EXERCISE PROMPT
Below are some records. Say how many of their lines include the string "дизайну", giving only the number.

GIVEN RECORDS
########
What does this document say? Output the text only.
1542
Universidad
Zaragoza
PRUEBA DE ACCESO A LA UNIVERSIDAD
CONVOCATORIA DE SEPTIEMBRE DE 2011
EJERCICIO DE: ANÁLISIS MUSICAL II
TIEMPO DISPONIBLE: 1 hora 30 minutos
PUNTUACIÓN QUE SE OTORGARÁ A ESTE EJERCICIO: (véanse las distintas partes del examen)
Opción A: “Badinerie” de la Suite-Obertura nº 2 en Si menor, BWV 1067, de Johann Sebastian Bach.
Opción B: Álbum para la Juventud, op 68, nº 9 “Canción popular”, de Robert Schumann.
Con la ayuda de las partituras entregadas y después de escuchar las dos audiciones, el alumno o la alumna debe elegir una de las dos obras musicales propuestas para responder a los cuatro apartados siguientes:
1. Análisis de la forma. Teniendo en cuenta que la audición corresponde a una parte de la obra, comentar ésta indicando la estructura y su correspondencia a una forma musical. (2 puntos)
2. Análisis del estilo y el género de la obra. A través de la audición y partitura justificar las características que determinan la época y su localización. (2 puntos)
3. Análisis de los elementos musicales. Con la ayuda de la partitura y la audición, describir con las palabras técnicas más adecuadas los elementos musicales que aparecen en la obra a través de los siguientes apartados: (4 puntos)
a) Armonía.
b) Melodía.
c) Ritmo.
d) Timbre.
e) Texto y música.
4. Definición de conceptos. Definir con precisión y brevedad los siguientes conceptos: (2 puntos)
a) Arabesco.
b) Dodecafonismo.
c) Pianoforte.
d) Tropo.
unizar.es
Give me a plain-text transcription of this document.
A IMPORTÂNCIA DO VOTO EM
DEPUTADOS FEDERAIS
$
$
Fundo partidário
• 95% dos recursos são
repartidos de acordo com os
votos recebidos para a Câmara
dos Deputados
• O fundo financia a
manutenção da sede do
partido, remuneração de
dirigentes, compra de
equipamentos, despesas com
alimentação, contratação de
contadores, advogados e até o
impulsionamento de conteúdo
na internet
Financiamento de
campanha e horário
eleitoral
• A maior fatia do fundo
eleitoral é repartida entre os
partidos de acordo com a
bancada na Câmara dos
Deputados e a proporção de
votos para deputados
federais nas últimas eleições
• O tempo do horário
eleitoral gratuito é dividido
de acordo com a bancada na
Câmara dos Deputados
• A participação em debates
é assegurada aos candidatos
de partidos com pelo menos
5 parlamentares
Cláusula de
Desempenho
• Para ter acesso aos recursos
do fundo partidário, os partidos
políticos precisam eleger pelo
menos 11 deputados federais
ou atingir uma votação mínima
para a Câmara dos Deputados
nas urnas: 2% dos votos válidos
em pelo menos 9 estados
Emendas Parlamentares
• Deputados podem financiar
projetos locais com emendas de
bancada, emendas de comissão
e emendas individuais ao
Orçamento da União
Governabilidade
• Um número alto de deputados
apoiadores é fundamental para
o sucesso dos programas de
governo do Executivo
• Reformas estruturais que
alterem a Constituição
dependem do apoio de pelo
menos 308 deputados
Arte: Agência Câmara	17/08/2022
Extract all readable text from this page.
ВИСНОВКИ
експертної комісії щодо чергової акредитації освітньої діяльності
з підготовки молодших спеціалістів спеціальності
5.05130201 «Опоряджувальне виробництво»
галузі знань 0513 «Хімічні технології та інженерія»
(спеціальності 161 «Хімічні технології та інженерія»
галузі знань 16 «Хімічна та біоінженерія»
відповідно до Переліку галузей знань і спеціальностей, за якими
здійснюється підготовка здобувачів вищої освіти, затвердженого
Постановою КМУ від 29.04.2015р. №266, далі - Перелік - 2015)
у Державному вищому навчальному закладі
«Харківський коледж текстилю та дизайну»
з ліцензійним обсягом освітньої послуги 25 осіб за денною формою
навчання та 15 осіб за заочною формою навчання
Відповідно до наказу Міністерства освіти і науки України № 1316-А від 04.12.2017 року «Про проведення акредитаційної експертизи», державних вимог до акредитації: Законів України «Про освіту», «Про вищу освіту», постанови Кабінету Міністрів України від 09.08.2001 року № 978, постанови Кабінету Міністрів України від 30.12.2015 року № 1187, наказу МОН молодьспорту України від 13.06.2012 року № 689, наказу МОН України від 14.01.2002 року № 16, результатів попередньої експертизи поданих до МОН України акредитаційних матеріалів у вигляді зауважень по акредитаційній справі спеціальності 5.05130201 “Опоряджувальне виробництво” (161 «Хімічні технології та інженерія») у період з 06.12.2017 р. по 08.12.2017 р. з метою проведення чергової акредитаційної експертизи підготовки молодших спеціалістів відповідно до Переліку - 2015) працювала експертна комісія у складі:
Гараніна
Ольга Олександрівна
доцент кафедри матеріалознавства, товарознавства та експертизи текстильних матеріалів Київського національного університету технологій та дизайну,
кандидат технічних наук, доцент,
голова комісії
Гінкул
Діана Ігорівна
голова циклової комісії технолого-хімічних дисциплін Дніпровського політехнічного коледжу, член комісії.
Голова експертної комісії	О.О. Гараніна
########
OUTPUT OF THE EXERCISE
2